Exercise prompt » Among the lines below, list those containing the string "into".
....
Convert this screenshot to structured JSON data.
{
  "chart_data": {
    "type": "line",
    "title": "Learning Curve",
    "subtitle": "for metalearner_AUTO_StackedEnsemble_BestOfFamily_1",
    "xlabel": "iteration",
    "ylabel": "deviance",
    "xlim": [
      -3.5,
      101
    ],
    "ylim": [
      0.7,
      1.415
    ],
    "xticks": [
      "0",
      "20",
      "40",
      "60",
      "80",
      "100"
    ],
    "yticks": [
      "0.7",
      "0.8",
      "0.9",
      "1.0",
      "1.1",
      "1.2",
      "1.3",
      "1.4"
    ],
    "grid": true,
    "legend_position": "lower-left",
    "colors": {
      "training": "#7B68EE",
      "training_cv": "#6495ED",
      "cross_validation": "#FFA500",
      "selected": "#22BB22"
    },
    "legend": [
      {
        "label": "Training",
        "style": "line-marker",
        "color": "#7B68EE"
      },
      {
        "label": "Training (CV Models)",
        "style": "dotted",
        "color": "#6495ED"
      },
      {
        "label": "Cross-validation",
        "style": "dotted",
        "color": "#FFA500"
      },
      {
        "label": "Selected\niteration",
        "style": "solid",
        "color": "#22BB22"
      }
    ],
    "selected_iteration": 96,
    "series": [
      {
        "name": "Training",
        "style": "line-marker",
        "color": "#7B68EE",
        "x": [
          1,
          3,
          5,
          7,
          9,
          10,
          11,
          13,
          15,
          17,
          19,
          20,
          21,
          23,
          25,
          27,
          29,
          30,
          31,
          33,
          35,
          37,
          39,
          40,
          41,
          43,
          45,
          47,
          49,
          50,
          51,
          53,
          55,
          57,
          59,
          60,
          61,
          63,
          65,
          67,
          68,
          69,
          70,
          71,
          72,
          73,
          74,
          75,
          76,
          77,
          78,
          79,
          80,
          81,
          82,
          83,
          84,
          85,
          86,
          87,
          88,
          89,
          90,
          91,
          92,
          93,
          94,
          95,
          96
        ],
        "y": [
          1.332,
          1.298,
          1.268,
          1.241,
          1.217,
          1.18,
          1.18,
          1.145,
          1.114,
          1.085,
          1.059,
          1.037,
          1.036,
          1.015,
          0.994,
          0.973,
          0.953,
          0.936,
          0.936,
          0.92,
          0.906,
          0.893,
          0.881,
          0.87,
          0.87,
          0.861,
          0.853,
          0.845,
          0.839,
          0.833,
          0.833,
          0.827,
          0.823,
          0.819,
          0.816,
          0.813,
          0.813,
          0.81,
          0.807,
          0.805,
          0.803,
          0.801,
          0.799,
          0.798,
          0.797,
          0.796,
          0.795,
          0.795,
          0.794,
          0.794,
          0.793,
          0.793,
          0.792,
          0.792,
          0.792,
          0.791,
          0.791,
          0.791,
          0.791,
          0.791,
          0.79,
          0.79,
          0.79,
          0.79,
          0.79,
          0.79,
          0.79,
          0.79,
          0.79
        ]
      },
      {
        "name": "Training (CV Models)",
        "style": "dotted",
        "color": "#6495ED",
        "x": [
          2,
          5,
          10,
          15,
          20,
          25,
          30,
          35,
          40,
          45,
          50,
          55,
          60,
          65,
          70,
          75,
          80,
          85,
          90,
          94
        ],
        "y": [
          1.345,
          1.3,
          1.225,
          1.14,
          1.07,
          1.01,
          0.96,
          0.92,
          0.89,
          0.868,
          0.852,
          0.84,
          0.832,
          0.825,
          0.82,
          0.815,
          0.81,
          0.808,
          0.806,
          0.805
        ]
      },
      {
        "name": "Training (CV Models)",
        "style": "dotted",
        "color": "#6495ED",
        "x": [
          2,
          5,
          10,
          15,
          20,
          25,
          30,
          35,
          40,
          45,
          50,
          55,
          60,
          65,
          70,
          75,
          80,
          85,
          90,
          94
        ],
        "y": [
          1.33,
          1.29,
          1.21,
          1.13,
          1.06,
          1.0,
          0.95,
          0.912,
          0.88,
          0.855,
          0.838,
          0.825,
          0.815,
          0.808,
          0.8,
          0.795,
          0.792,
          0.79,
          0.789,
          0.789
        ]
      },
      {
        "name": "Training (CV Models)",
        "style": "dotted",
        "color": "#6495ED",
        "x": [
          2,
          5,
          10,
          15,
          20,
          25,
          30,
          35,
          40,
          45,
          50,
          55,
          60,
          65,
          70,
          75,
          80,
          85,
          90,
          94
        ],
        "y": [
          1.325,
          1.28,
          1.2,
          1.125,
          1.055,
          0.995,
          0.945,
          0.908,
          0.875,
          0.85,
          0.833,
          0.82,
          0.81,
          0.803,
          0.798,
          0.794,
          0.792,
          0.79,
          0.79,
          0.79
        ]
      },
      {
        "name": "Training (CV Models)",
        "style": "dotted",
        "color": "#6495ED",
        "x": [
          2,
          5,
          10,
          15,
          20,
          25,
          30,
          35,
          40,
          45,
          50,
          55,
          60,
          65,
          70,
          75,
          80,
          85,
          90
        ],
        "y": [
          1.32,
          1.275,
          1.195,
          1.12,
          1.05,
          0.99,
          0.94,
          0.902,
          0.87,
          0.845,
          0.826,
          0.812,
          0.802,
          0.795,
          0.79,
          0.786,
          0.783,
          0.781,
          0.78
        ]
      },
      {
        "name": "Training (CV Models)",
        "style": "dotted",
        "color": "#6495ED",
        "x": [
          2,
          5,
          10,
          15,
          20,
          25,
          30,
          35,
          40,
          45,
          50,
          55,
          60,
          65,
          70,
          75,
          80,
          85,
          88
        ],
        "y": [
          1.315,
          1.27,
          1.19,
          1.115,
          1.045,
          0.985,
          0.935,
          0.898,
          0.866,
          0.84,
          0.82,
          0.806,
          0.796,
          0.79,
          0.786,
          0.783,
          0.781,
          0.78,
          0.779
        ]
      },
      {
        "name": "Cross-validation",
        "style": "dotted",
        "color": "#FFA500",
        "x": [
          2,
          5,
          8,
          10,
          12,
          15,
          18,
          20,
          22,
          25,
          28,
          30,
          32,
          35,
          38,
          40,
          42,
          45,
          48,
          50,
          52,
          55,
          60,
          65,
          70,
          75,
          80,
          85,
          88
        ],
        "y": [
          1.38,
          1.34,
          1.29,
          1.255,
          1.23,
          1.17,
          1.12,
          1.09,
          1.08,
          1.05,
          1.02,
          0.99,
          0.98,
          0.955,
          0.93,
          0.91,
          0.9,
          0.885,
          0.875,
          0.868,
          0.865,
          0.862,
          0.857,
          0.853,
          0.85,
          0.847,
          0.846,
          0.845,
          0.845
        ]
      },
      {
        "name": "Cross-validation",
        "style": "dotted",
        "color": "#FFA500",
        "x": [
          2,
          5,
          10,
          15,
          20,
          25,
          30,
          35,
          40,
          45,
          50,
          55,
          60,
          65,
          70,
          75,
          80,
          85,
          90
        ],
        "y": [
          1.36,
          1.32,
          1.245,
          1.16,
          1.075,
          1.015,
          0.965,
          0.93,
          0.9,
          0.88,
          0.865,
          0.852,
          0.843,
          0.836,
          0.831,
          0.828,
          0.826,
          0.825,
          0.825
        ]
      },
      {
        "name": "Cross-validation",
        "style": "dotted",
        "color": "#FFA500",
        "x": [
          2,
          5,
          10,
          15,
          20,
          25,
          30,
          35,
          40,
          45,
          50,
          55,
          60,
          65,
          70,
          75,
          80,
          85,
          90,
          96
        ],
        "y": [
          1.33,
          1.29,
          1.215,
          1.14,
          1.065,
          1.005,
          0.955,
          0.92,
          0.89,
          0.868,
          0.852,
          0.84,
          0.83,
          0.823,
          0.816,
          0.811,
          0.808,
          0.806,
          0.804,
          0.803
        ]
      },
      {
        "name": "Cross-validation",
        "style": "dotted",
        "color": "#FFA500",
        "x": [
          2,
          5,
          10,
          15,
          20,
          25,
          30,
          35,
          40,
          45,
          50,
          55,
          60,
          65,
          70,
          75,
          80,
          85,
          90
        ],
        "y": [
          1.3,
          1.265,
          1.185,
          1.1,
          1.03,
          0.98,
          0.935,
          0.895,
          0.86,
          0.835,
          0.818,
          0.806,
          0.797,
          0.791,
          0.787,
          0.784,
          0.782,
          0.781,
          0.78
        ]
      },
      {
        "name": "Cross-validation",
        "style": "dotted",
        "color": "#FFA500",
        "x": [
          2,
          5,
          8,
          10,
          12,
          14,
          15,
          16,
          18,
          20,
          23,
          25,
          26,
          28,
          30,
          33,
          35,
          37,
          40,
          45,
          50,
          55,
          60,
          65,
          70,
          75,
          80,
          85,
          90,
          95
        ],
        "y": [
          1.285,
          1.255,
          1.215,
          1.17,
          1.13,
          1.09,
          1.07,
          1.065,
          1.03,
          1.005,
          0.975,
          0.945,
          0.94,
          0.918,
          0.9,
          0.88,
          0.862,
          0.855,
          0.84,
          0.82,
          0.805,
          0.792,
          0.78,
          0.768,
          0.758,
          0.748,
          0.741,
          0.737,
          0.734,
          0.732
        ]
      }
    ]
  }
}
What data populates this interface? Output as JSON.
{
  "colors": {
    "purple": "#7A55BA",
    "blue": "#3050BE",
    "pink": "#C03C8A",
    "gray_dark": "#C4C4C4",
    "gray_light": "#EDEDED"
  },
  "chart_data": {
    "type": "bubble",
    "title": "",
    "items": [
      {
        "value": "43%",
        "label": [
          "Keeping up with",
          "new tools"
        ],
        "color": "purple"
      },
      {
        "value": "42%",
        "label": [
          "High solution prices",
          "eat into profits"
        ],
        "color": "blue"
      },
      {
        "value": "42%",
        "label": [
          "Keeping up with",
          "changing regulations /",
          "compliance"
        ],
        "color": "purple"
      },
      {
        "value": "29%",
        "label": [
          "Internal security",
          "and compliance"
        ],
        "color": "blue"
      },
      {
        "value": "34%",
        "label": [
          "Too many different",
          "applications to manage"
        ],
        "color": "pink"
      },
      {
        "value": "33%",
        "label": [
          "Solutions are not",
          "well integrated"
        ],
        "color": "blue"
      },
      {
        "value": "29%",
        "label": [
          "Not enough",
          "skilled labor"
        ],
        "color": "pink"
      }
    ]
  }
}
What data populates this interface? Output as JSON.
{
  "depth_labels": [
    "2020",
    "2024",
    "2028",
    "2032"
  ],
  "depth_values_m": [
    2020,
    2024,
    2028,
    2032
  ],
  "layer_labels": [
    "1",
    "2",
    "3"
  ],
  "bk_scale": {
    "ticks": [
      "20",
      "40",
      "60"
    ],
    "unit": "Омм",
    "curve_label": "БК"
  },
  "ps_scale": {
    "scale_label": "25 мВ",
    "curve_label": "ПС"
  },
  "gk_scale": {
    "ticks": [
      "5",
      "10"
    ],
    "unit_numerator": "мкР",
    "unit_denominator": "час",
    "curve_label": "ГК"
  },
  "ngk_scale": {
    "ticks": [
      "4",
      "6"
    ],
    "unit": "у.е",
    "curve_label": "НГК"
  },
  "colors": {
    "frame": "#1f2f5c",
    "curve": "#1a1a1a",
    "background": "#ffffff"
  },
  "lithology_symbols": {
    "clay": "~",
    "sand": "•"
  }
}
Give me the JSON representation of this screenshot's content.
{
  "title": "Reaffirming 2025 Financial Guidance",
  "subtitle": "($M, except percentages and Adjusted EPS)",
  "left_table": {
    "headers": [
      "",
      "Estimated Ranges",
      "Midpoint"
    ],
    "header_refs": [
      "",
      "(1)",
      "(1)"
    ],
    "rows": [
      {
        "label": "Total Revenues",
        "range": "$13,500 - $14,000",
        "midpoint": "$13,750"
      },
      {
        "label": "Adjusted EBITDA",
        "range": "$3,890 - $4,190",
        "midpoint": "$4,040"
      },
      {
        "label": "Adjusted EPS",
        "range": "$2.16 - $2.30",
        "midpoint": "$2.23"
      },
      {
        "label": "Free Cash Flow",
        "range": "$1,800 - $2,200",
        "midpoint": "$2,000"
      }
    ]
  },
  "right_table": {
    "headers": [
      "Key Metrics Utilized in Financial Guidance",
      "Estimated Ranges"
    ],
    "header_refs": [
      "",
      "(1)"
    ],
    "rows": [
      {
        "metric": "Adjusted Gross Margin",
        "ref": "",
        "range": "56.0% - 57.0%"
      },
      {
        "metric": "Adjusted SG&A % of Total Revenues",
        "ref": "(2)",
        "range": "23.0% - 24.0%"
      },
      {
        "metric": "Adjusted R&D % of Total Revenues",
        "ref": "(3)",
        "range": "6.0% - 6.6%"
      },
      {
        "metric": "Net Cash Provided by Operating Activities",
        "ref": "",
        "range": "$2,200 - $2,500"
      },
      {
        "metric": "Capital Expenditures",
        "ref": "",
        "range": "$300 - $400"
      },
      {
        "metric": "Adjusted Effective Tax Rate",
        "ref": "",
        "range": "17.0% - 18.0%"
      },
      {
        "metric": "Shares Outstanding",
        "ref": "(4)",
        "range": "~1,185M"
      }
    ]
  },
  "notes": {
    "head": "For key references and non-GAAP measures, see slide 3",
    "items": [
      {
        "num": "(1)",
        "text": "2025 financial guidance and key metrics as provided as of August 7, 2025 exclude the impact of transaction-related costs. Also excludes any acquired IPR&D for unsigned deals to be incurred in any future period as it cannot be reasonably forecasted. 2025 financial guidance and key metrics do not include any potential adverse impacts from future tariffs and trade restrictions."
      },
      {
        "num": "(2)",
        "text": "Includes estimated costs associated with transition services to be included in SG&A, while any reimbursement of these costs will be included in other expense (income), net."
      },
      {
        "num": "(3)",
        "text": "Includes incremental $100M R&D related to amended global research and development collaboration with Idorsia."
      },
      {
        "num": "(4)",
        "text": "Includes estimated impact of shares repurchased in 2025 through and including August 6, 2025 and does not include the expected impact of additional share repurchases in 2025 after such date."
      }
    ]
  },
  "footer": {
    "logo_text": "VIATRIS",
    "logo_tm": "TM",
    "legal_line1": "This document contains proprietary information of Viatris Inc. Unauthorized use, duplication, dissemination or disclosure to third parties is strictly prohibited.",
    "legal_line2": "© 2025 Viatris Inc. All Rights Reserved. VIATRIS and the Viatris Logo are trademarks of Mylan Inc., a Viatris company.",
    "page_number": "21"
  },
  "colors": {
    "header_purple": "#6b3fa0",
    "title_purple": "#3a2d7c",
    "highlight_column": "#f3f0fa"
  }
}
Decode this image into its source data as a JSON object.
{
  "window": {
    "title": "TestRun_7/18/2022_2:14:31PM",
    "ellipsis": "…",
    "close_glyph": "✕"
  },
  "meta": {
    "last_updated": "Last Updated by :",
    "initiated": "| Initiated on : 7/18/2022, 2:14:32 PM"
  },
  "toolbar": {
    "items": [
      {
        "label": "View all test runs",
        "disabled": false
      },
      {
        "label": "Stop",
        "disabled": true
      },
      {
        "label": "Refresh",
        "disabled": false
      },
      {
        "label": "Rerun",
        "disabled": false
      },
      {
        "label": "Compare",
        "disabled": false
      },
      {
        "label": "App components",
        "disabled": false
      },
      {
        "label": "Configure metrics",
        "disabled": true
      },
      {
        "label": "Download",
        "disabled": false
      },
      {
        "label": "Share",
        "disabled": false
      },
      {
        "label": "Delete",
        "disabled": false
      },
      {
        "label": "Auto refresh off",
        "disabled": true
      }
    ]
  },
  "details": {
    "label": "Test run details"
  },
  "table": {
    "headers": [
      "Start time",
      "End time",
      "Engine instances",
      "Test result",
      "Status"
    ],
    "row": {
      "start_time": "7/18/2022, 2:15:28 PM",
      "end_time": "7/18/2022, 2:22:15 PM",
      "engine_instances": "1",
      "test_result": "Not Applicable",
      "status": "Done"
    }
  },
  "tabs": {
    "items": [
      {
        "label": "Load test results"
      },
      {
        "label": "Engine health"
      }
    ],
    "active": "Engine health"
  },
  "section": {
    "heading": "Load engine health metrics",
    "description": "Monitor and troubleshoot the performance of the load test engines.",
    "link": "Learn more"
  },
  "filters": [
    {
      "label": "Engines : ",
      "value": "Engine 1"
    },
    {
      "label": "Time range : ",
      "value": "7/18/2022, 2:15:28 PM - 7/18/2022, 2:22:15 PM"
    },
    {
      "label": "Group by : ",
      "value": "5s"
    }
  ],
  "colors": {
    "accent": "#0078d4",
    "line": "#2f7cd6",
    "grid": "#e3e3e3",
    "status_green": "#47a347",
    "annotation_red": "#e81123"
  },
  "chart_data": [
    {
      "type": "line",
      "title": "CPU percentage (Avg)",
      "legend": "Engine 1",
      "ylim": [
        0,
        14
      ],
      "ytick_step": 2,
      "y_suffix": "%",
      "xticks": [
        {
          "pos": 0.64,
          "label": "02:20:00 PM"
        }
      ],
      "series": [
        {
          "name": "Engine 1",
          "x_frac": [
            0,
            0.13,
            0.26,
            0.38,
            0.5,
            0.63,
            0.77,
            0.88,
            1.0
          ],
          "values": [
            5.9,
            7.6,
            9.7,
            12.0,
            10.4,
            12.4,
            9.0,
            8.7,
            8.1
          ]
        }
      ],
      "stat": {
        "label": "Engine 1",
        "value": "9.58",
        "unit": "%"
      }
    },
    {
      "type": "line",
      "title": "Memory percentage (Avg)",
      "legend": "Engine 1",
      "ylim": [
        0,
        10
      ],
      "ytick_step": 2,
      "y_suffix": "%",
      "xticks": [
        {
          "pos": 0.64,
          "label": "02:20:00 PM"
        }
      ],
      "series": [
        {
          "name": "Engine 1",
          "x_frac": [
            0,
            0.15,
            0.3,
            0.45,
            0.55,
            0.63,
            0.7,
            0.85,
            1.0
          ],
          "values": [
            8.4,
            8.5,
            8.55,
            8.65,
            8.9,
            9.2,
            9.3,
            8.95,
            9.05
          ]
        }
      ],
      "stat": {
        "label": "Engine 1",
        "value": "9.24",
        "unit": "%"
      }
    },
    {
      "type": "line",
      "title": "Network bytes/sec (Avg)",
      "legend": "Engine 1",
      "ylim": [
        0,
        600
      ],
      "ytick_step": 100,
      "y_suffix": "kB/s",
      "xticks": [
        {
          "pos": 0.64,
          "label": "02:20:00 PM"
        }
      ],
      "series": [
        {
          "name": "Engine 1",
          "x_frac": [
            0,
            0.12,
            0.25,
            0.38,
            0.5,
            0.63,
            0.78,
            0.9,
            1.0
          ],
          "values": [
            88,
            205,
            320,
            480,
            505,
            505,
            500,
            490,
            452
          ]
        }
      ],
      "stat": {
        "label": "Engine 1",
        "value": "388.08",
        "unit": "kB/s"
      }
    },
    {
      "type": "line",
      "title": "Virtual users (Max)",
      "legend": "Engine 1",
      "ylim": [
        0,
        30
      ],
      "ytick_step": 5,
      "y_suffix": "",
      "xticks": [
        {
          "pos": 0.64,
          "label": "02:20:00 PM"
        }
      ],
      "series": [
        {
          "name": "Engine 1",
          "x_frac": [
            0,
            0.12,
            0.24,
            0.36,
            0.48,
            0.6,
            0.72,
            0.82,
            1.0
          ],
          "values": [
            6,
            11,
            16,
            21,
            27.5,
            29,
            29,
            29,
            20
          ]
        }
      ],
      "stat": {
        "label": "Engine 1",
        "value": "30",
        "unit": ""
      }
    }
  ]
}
....
Task response »
          "eat into profits"
Decode this image into its source data as a JSON object.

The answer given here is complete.